> **Instruction**: Quote every line below exactly and skip any picture.
# START OF Input rows
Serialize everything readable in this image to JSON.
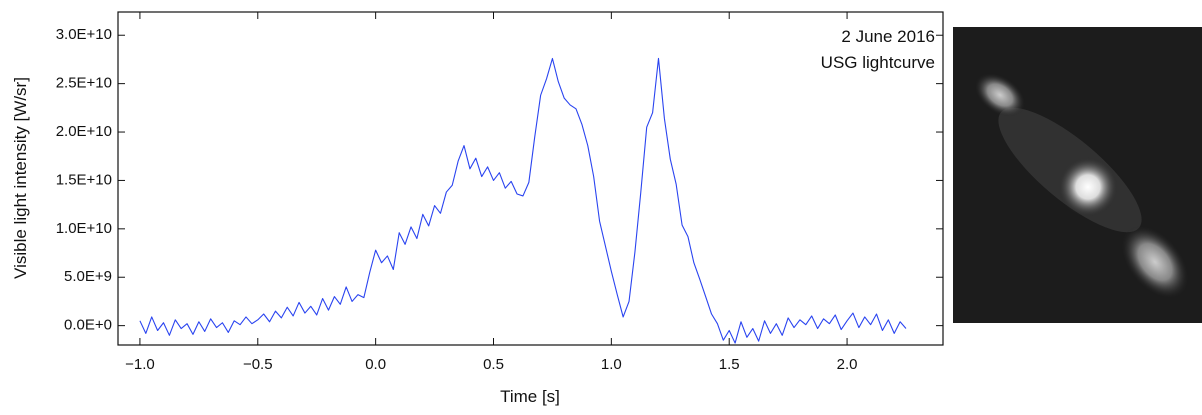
{
  "chart_data": {
    "type": "line",
    "annotations": [
      "2 June 2016",
      "USG lightcurve"
    ],
    "x_label": "Time [s]",
    "y_label": "Visible light intensity [W/sr]",
    "color": "#2a44f0",
    "xlim": [
      -1.093,
      2.407
    ],
    "ylim": [
      -2000000000.0,
      32400000000.0
    ],
    "xticks": [
      {
        "value": -1.0,
        "label": "−1.0"
      },
      {
        "value": -0.5,
        "label": "−0.5"
      },
      {
        "value": 0,
        "label": "0.0"
      },
      0.5,
      {
        "value": 1,
        "label": "1.0"
      },
      1.5,
      {
        "value": 2,
        "label": "2.0"
      }
    ],
    "yticks": [
      {
        "value": 0,
        "label": "0.0E+0"
      },
      {
        "value": 5000000000.0,
        "label": "5.0E+9"
      },
      {
        "value": 10000000000.0,
        "label": "1.0E+10"
      },
      {
        "value": 15000000000.0,
        "label": "1.5E+10"
      },
      {
        "value": 20000000000.0,
        "label": "2.0E+10"
      },
      {
        "value": 25000000000.0,
        "label": "2.5E+10"
      },
      {
        "value": 30000000000.0,
        "label": "3.0E+10"
      }
    ],
    "x": [
      -1.0,
      -0.975,
      -0.95,
      -0.925,
      -0.9,
      -0.875,
      -0.85,
      -0.825,
      -0.8,
      -0.775,
      -0.75,
      -0.725,
      -0.7,
      -0.675,
      -0.65,
      -0.625,
      -0.6,
      -0.575,
      -0.55,
      -0.525,
      -0.5,
      -0.475,
      -0.45,
      -0.425,
      -0.4,
      -0.375,
      -0.35,
      -0.325,
      -0.3,
      -0.275,
      -0.25,
      -0.225,
      -0.2,
      -0.175,
      -0.15,
      -0.125,
      -0.1,
      -0.075,
      -0.05,
      -0.025,
      0.0,
      0.025,
      0.05,
      0.075,
      0.1,
      0.125,
      0.15,
      0.175,
      0.2,
      0.225,
      0.25,
      0.275,
      0.3,
      0.325,
      0.35,
      0.375,
      0.4,
      0.425,
      0.45,
      0.475,
      0.5,
      0.525,
      0.55,
      0.575,
      0.6,
      0.625,
      0.65,
      0.675,
      0.7,
      0.725,
      0.75,
      0.775,
      0.8,
      0.825,
      0.85,
      0.875,
      0.9,
      0.925,
      0.95,
      0.975,
      1.0,
      1.025,
      1.05,
      1.075,
      1.1,
      1.125,
      1.15,
      1.175,
      1.2,
      1.225,
      1.25,
      1.275,
      1.3,
      1.325,
      1.35,
      1.375,
      1.4,
      1.425,
      1.45,
      1.475,
      1.5,
      1.525,
      1.55,
      1.575,
      1.6,
      1.625,
      1.65,
      1.675,
      1.7,
      1.725,
      1.75,
      1.775,
      1.8,
      1.825,
      1.85,
      1.875,
      1.9,
      1.925,
      1.95,
      1.975,
      2.0,
      2.025,
      2.05,
      2.075,
      2.1,
      2.125,
      2.15,
      2.175,
      2.2,
      2.225,
      2.25
    ],
    "values": [
      500000000.0,
      -800000000.0,
      900000000.0,
      -500000000.0,
      300000000.0,
      -1000000000.0,
      600000000.0,
      -300000000.0,
      200000000.0,
      -900000000.0,
      400000000.0,
      -600000000.0,
      700000000.0,
      -200000000.0,
      300000000.0,
      -700000000.0,
      500000000.0,
      100000000.0,
      900000000.0,
      200000000.0,
      600000000.0,
      1200000000.0,
      400000000.0,
      1500000000.0,
      800000000.0,
      1900000000.0,
      1000000000.0,
      2400000000.0,
      1300000000.0,
      2000000000.0,
      1100000000.0,
      2800000000.0,
      1600000000.0,
      3000000000.0,
      2200000000.0,
      4000000000.0,
      2500000000.0,
      3200000000.0,
      2900000000.0,
      5500000000.0,
      7800000000.0,
      6500000000.0,
      7200000000.0,
      5800000000.0,
      9600000000.0,
      8400000000.0,
      10200000000.0,
      9000000000.0,
      11500000000.0,
      10300000000.0,
      12400000000.0,
      11600000000.0,
      13800000000.0,
      14500000000.0,
      17000000000.0,
      18600000000.0,
      16200000000.0,
      17300000000.0,
      15400000000.0,
      16400000000.0,
      15000000000.0,
      15800000000.0,
      14200000000.0,
      14900000000.0,
      13600000000.0,
      13400000000.0,
      14800000000.0,
      19500000000.0,
      23800000000.0,
      25500000000.0,
      27600000000.0,
      25200000000.0,
      23500000000.0,
      22800000000.0,
      22400000000.0,
      20800000000.0,
      18600000000.0,
      15400000000.0,
      10800000000.0,
      8200000000.0,
      5600000000.0,
      3200000000.0,
      900000000.0,
      2500000000.0,
      7600000000.0,
      13800000000.0,
      20500000000.0,
      22000000000.0,
      27600000000.0,
      21400000000.0,
      17200000000.0,
      14600000000.0,
      10400000000.0,
      9200000000.0,
      6500000000.0,
      4800000000.0,
      3000000000.0,
      1200000000.0,
      200000000.0,
      -1500000000.0,
      -500000000.0,
      -1800000000.0,
      400000000.0,
      -1200000000.0,
      -300000000.0,
      -1600000000.0,
      500000000.0,
      -800000000.0,
      200000000.0,
      -1000000000.0,
      800000000.0,
      -200000000.0,
      600000000.0,
      100000000.0,
      1000000000.0,
      -300000000.0,
      700000000.0,
      200000000.0,
      1100000000.0,
      -400000000.0,
      500000000.0,
      1300000000.0,
      -200000000.0,
      900000000.0,
      100000000.0,
      1200000000.0,
      -500000000.0,
      600000000.0,
      -800000000.0,
      400000000.0,
      -300000000.0
    ]
  }
}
# END OF Input rows
> **Expected answer**:
Serialize everything readable in this image to JSON.
{
  "chart_data": {
    "type": "line",
    "annotations": [
      "2 June 2016",
      "USG lightcurve"
    ],
    "x_label": "Time [s]",
    "y_label": "Visible light intensity [W/sr]",
    "color": "#2a44f0",
    "xlim": [
      -1.093,
      2.407
    ],
    "ylim": [
      -2000000000.0,
      32400000000.0
    ],
    "xticks": [
      {
        "value": -1.0,
        "label": "−1.0"
      },
      {
        "value": -0.5,
        "label": "−0.5"
      },
      {
        "value": 0,
        "label": "0.0"
      },
      0.5,
      {
        "value": 1,
        "label": "1.0"
      },
      1.5,
      {
        "value": 2,
        "label": "2.0"
      }
    ],
    "yticks": [
      {
        "value": 0,
        "label": "0.0E+0"
      },
      {
        "value": 5000000000.0,
        "label": "5.0E+9"
      },
      {
        "value": 10000000000.0,
        "label": "1.0E+10"
      },
      {
        "value": 15000000000.0,
        "label": "1.5E+10"
      },
      {
        "value": 20000000000.0,
        "label": "2.0E+10"
      },
      {
        "value": 25000000000.0,
        "label": "2.5E+10"
      },
      {
        "value": 30000000000.0,
        "label": "3.0E+10"
      }
    ],
    "x": [
      -1.0,
      -0.975,
      -0.95,
      -0.925,
      -0.9,
      -0.875,
      -0.85,
      -0.825,
      -0.8,
      -0.775,
      -0.75,
      -0.725,
      -0.7,
      -0.675,
      -0.65,
      -0.625,
      -0.6,
      -0.575,
      -0.55,
      -0.525,
      -0.5,
      -0.475,
      -0.45,
      -0.425,
      -0.4,
      -0.375,
      -0.35,
      -0.325,
      -0.3,
      -0.275,
      -0.25,
      -0.225,
      -0.2,
      -0.175,
      -0.15,
      -0.125,
      -0.1,
      -0.075,
      -0.05,
      -0.025,
      0.0,
      0.025,
      0.05,
      0.075,
      0.1,
      0.125,
      0.15,
      0.175,
      0.2,
      0.225,
      0.25,
      0.275,
      0.3,
      0.325,
      0.35,
      0.375,
      0.4,
      0.425,
      0.45,
      0.475,
      0.5,
      0.525,
      0.55,
      0.575,
      0.6,
      0.625,
      0.65,
      0.675,
      0.7,
      0.725,
      0.75,
      0.775,
      0.8,
      0.825,
      0.85,
      0.875,
      0.9,
      0.925,
      0.95,
      0.975,
      1.0,
      1.025,
      1.05,
      1.075,
      1.1,
      1.125,
      1.15,
      1.175,
      1.2,
      1.225,
      1.25,
      1.275,
      1.3,
      1.325,
      1.35,
      1.375,
      1.4,
      1.425,
      1.45,
      1.475,
      1.5,
      1.525,
      1.55,
      1.575,
      1.6,
      1.625,
      1.65,
      1.675,
      1.7,
      1.725,
      1.75,
      1.775,
      1.8,
      1.825,
      1.85,
      1.875,
      1.9,
      1.925,
      1.95,
      1.975,
      2.0,
      2.025,
      2.05,
      2.075,
      2.1,
      2.125,
      2.15,
      2.175,
      2.2,
      2.225,
      2.25
    ],
    "values": [
      500000000.0,
      -800000000.0,
      900000000.0,
      -500000000.0,
      300000000.0,
      -1000000000.0,
      600000000.0,
      -300000000.0,
      200000000.0,
      -900000000.0,
      400000000.0,
      -600000000.0,
      700000000.0,
      -200000000.0,
      300000000.0,
      -700000000.0,
      500000000.0,
      100000000.0,
      900000000.0,
      200000000.0,
      600000000.0,
      1200000000.0,
      400000000.0,
      1500000000.0,
      800000000.0,
      1900000000.0,
      1000000000.0,
      2400000000.0,
      1300000000.0,
      2000000000.0,
      1100000000.0,
      2800000000.0,
      1600000000.0,
      3000000000.0,
      2200000000.0,
      4000000000.0,
      2500000000.0,
      3200000000.0,
      2900000000.0,
      5500000000.0,
      7800000000.0,
      6500000000.0,
      7200000000.0,
      5800000000.0,
      9600000000.0,
      8400000000.0,
      10200000000.0,
      9000000000.0,
      11500000000.0,
      10300000000.0,
      12400000000.0,
      11600000000.0,
      13800000000.0,
      14500000000.0,
      17000000000.0,
      18600000000.0,
      16200000000.0,
      17300000000.0,
      15400000000.0,
      16400000000.0,
      15000000000.0,
      15800000000.0,
      14200000000.0,
      14900000000.0,
      13600000000.0,
      13400000000.0,
      14800000000.0,
      19500000000.0,
      23800000000.0,
      25500000000.0,
      27600000000.0,
      25200000000.0,
      23500000000.0,
      22800000000.0,
      22400000000.0,
      20800000000.0,
      18600000000.0,
      15400000000.0,
      10800000000.0,
      8200000000.0,
      5600000000.0,
      3200000000.0,
      900000000.0,
      2500000000.0,
      7600000000.0,
      13800000000.0,
      20500000000.0,
      22000000000.0,
      27600000000.0,
      21400000000.0,
      17200000000.0,
      14600000000.0,
      10400000000.0,
      9200000000.0,
      6500000000.0,
      4800000000.0,
      3000000000.0,
      1200000000.0,
      200000000.0,
      -1500000000.0,
      -500000000.0,
      -1800000000.0,
      400000000.0,
      -1200000000.0,
      -300000000.0,
      -1600000000.0,
      500000000.0,
      -800000000.0,
      200000000.0,
      -1000000000.0,
      800000000.0,
      -200000000.0,
      600000000.0,
      100000000.0,
      1000000000.0,
      -300000000.0,
      700000000.0,
      200000000.0,
      1100000000.0,
      -400000000.0,
      500000000.0,
      1300000000.0,
      -200000000.0,
      900000000.0,
      100000000.0,
      1200000000.0,
      -500000000.0,
      600000000.0,
      -800000000.0,
      400000000.0,
      -300000000.0
    ]
  }
}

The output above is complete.